──────── ИСХОДНЫЙ ТЕКСТ

Уже не первое столетие каждый сентябрь, несмотря на кризисы, войны и так далее, театры начинают сезон. Распущенность трупп Императорских театров в 1901-м, попытки молодого Сергея Прокофьева попасть в Москву в 1917-м, костюмированная и реальная война в 41-м, Пастернак на премьере «Короля Лира», танки в Чехословакии и застой описаны в дневниках Евгения Вахтангова, Елены Булгаковой, Валерия Золотухина и других причастных к театру людей разных времен.
1901
Владимир Теляковский
Директор Императорских театров
31 августа (18 августа по старому стилю)
1) 18 августа в 10 часов с Рыбинским поездом приехал в Петербург. 2) Днем с 2 часов был в Дирекции, где мне Лаппа доложил, что в драматической труппе много больных, и Гнедич затрудняется, как начинать спектакли. Больными оказались Сазонов, Давыдов, Самойлов, Писарев, Ленский, Савина и Комиссаржевская. Все вышеупомянутые артисты гастролировали все лето и к началу сезона оказались не в состоянии исполнять службу на Императорской сцене. Вот до чего доведена распущенность драматической труппы в Петербурге. 20 августа Гнедич пришел мне об этом доложить, прося испросить разрешения Министра, чтобы не открывать Михайловского театра раньше 10 сентября. Для того чтобы от этой неурядицы остался след, я приказал Гнедичу подать мне об этом рапорт.

────────────────
──────── ЗАПИСИ

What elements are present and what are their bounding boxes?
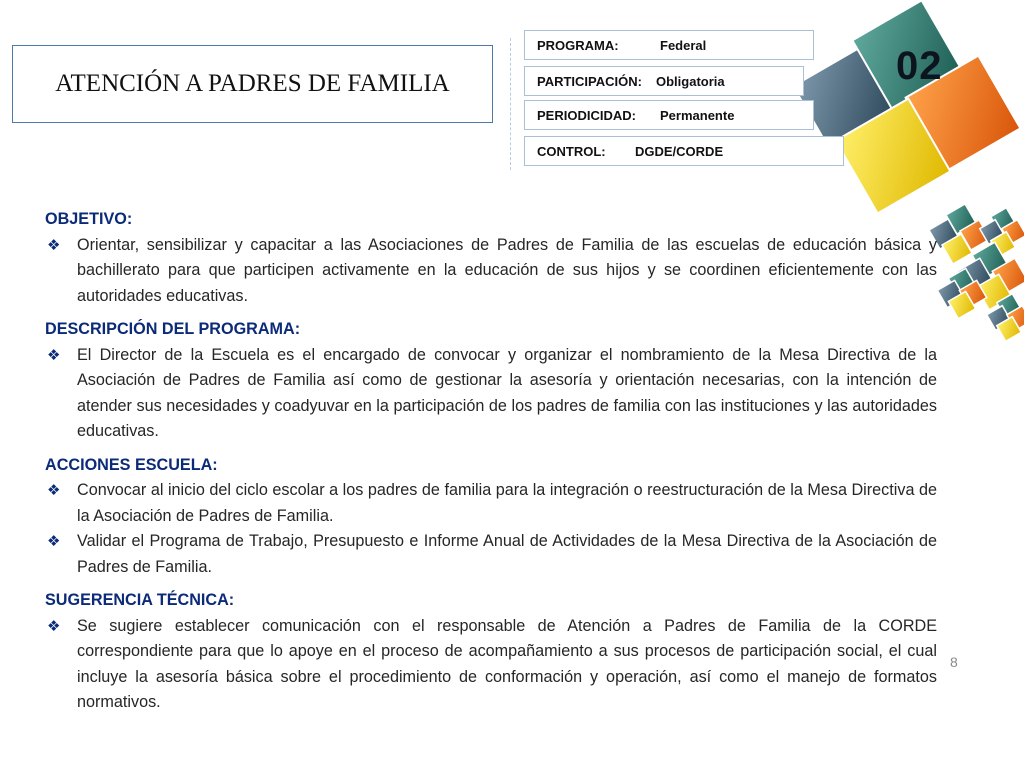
info-participacion [524,66,804,96]
item-text: El Director de la Escuela es el encargado de convocar y organizar el nombramiento de la Mesa Directiva de la Asociación de Padres de Familia así como de gestionar la asesoría y orientación necesarias, con la intención de atender sus necesidades y coadyuvar en la participación de los padres de familia con las instituciones y las autoridades educativas. [77,345,937,440]
item-text: Validar el Programa de Trabajo, Presupuesto e Informe Anual de Actividades de la Mesa Directiva de la Asociación de Padres de Familia. [77,532,937,576]
section-acciones [45,453,937,581]
list-item [45,614,937,716]
info-periodicidad [524,100,814,130]
info-control [524,136,844,166]
dashed-divider [510,38,511,170]
item-text: Se sugiere establecer comunicación con el responsable de Atención a Padres de Familia de la CORDE correspondiente para que lo apoye en el proceso de acompañamiento a sus procesos de participación social, el cual incluye la asesoría básica sobre el procedimiento de conformación y operación, así como el manejo de formatos normativos. [77,616,937,711]
section-sugerencia [45,588,937,716]
section-descripcion [45,317,937,445]
section-title: DESCRIPCIÓN DEL PROGRAMA: [45,320,301,338]
diamond-bullet-icon: ❖ [47,533,61,550]
list-item [45,529,937,580]
section-title: OBJETIVO: [45,210,133,228]
diamond-bullet-icon: ❖ [47,482,61,499]
section-title: ACCIONES ESCUELA: [45,455,218,474]
periodicidad-value: Permanente [660,107,735,123]
section-objetivo [45,207,937,309]
control-label: CONTROL: [537,143,606,159]
item-text: Orientar, sensibilizar y capacitar a las Asociaciones de Padres de Familia de las escuelas de educación básica y bachillerato para que participen activamente en la educación de sus hijos y se coordinen eficientemente con las autoridades educativas. [77,235,937,305]
list-item [45,478,937,529]
programa-value: Federal [660,37,707,53]
main-content [45,207,937,724]
programa-label: PROGRAMA: [537,37,619,53]
info-programa [524,30,814,60]
participacion-value: Obligatoria [656,73,725,89]
diamond-bullet-icon: ❖ [47,236,61,254]
list-item [45,343,937,445]
periodicidad-label: PERIODICIDAD: [537,107,636,123]
large-square-cluster [793,0,1020,213]
section-title: SUGERENCIA TÉCNICA: [45,591,235,609]
diamond-bullet-icon: ❖ [47,346,61,364]
list-item [45,233,937,310]
item-text: Convocar al inicio del ciclo escolar a los padres de familia para la integración o reestructuración de la Mesa Directiva de la Asociación de Padres de Familia. [77,481,937,525]
diamond-bullet-icon: ❖ [47,617,61,635]
participacion-label: PARTICIPACIÓN: [537,73,642,89]
control-value: DGDE/CORDE [635,143,724,159]
page-number: 8 [950,654,958,670]
section-number-badge: 02 [896,44,943,88]
page-title: ATENCIÓN A PADRES DE FAMILIA [12,45,493,123]
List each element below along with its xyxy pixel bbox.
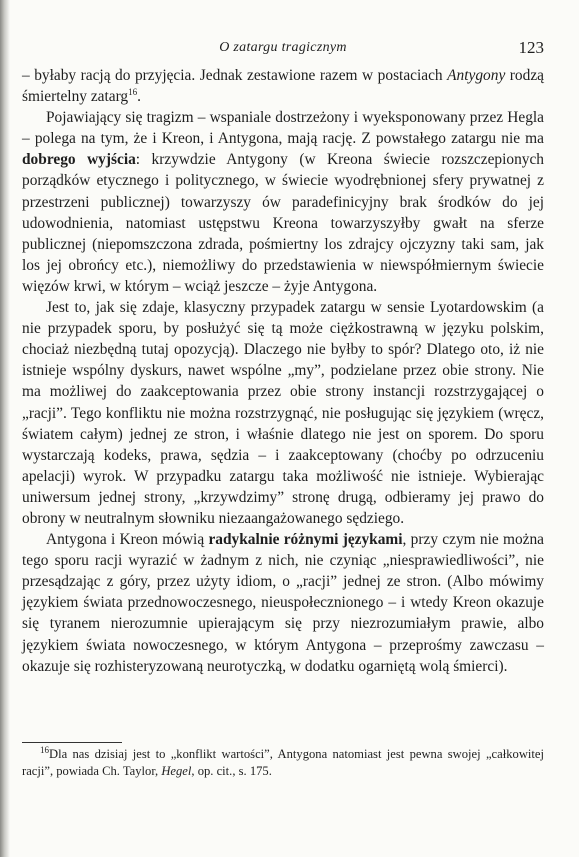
footnote-text bbox=[22, 744, 544, 778]
text-run: , przy czym nie można tego sporu racji wyrazić w żadnym z nich, nie czyniąc „niesprawiedliwości”, nie przesądzając z góry, przez użyty idiom, o „racji” jednej ze stron. (Albo mówimy językiem świata przednowoczesnego, nieuspołecznionego – i wtedy Kreon okazuje się tyranem nierozumnie upierającym się przy niezrozumiałym prawie, albo językiem świata nowoczesnego, w którym Antygona – przeprośmy zawczasu – okazuje się rozhisteryzowaną neurotyczką, w dodatku ogarniętą wolą śmierci). bbox=[22, 531, 545, 675]
text-run: Antygona i Kreon mówią bbox=[46, 531, 209, 549]
text-run: Dla nas dzisiaj jest to „konflikt wartości”, Antygona natomiast jest pewna swojej „całkowitej racji”, powiada Ch. Taylor, bbox=[22, 747, 544, 778]
page-edge-shadow bbox=[0, 0, 10, 857]
text-run: rodzą śmiertelny zatarg bbox=[22, 67, 544, 106]
body-text bbox=[22, 65, 544, 677]
text-run: . bbox=[137, 88, 141, 106]
running-head: O zatargu tragicznym bbox=[219, 40, 347, 55]
paragraph bbox=[22, 529, 544, 677]
bold-text: radykalnie różnymi językami bbox=[208, 531, 403, 549]
footnote-reference: 16 bbox=[128, 86, 138, 97]
page-header bbox=[22, 40, 544, 60]
text-run: , op. cit., s. 175. bbox=[191, 764, 272, 778]
paragraph bbox=[22, 297, 544, 529]
text-run: Pojawiający się tragizm – wspaniale dostrzeżony i wyeksponowany przez Hegla – polega na tym, że i Kreon, i Antygona, mają rację. Z powstałego zatargu nie ma bbox=[22, 109, 544, 148]
footnote bbox=[22, 746, 544, 780]
text-run: – byłaby racją do przyjęcia. Jednak zestawione razem w postaciach bbox=[22, 67, 448, 84]
text-run: Jest to, jak się zdaje, klasyczny przypadek zatargu w sensie Lyotardowskim (a nie przypadek sporu, by posłużyć się tą może ciężkostrawną w języku polskim, chociaż niezbędną tutaj opozycją). Dlaczego nie byłby to spór? Dlatego oto, iż nie istnieje wspólny dyskurs, nawet wspólne „my”, podzielane przez obie strony. Nie ma możliwej do zaakceptowania przez obie strony instancji rozstrzygającej o „racji”. Tego konfliktu nie można rozstrzygnąć, nie posługując się językiem (wręcz, światem całym) jednej ze stron, i właśnie dlatego nie jest on sporem. Do sporu wystarczają kodeks, prawa, sędzia – i zaakceptowany (choćby po odrzuceniu apelacji) wyrok. W przypadku zatargu taka możliwość nie istnieje. Wybierając uniwersum jednej strony, „krzywdzimy” stronę drugą, odbieramy jej prawo do obrony w neutralnym słowniku niezaangażowanego sędziego. bbox=[22, 299, 544, 527]
italic-text: Hegel bbox=[161, 764, 192, 778]
footnote-number: 16 bbox=[40, 744, 49, 755]
text-run: : krzywdzie Antygony (w Kreona świecie rozszczepionych porządków etycznego i politycznego, w świecie wyodrębnionej sfery prywatnej z przestrzeni publicznej) towarzyszy ów paradefinicyjny brak środków do jej udowodnienia, natomiast ustępstwu Kreona towarzyszyłby gwałt na sferze publicznej (niepomszczona zdrada, pośmiertny los zdrajcy ojczyzny taki sam, jak los jej obrońcy etc.), niemożliwy do przedstawienia w niewspółmiernym świecie więzów krwi, w którym – wciąż jeszcze – żyje Antygona. bbox=[22, 151, 544, 295]
page-number: 123 bbox=[518, 38, 544, 57]
footnote-rule bbox=[22, 742, 122, 743]
paragraph bbox=[22, 65, 544, 107]
paragraph bbox=[22, 107, 544, 297]
bold-text: dobrego wyjścia bbox=[22, 151, 136, 169]
italic-text: Antygony bbox=[447, 67, 506, 84]
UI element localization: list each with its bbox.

────────────────

> [ЗАДАНИЕ 1] Раньше какого числа, согласно исходному тексту, Гнедич просил не открывать Михайловский театр?
> [ЗАДАНИЕ 2] Выведите без изменений фрагмент исходного текста, который начинается со слов, содержащих «Уже не первое», и заканчивается словами «людей разных времен.».
Записи здесь никакой роли не играют.

> [ОТВЕТ 1] Раньше 10 сентября.

> [ОТВЕТ 2]
Уже не первое столетие каждый сентябрь, несмотря на кризисы, войны и так далее, театры начинают сезон. Распущенность трупп Императорских театров в 1901-м, попытки молодого Сергея Прокофьева попасть в Москву в 1917-м, костюмированная и реальная война в 41-м, Пастернак на премьере «Короля Лира», танки в Чехословакии и застой описаны в дневниках Евгения Вахтангова, Елены Булгаковой, Валерия Золотухина и других причастных к театру людей разных времен.